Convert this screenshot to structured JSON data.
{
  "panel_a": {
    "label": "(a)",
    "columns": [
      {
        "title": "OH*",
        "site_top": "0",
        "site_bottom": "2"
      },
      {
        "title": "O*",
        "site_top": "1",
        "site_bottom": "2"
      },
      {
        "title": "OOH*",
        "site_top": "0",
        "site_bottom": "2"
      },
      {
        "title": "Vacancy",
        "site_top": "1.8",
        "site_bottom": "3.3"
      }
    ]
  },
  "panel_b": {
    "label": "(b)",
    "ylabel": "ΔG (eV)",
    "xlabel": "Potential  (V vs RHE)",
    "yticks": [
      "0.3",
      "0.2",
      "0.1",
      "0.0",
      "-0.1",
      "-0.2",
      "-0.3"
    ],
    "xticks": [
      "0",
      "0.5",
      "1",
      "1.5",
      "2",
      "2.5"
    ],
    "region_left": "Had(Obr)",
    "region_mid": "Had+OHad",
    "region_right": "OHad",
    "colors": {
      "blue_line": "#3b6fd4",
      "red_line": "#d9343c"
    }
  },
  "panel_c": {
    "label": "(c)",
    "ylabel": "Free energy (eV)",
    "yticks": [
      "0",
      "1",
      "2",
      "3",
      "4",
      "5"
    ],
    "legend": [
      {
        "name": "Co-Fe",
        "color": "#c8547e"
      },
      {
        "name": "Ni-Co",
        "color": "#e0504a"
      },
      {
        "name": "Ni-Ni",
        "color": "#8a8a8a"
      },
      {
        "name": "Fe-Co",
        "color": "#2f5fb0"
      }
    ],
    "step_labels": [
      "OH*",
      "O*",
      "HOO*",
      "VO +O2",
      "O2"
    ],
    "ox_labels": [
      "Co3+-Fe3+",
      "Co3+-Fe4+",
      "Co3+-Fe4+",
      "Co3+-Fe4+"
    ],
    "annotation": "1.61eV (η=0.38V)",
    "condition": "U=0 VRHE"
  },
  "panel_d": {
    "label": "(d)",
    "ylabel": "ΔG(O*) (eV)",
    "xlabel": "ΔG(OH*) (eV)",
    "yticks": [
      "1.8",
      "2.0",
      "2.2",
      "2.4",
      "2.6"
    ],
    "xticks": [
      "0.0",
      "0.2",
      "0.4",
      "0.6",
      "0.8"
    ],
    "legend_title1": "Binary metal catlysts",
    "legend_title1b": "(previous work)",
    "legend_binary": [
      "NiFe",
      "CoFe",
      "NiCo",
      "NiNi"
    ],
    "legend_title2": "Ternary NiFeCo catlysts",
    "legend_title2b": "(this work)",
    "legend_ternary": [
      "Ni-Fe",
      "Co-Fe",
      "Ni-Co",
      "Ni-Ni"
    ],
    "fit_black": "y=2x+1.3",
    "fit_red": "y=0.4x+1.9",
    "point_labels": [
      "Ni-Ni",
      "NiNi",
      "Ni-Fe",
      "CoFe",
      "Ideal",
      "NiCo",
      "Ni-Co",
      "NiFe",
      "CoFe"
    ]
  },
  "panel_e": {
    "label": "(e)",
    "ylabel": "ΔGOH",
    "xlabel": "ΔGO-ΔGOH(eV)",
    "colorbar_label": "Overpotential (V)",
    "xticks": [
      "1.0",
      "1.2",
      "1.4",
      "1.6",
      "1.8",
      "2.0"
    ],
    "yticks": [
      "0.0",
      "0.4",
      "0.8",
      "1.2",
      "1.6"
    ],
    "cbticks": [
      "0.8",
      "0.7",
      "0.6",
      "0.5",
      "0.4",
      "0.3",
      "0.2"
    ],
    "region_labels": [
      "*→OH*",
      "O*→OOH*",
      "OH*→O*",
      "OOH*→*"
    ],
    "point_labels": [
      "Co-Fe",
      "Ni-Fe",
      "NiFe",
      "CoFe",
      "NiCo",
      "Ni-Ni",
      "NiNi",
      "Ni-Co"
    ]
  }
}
··········
### REQUIRED TASK
Your reply is one number: how many lines of the records above contain the word "OHad".

### EXERCISE RESPONSE
2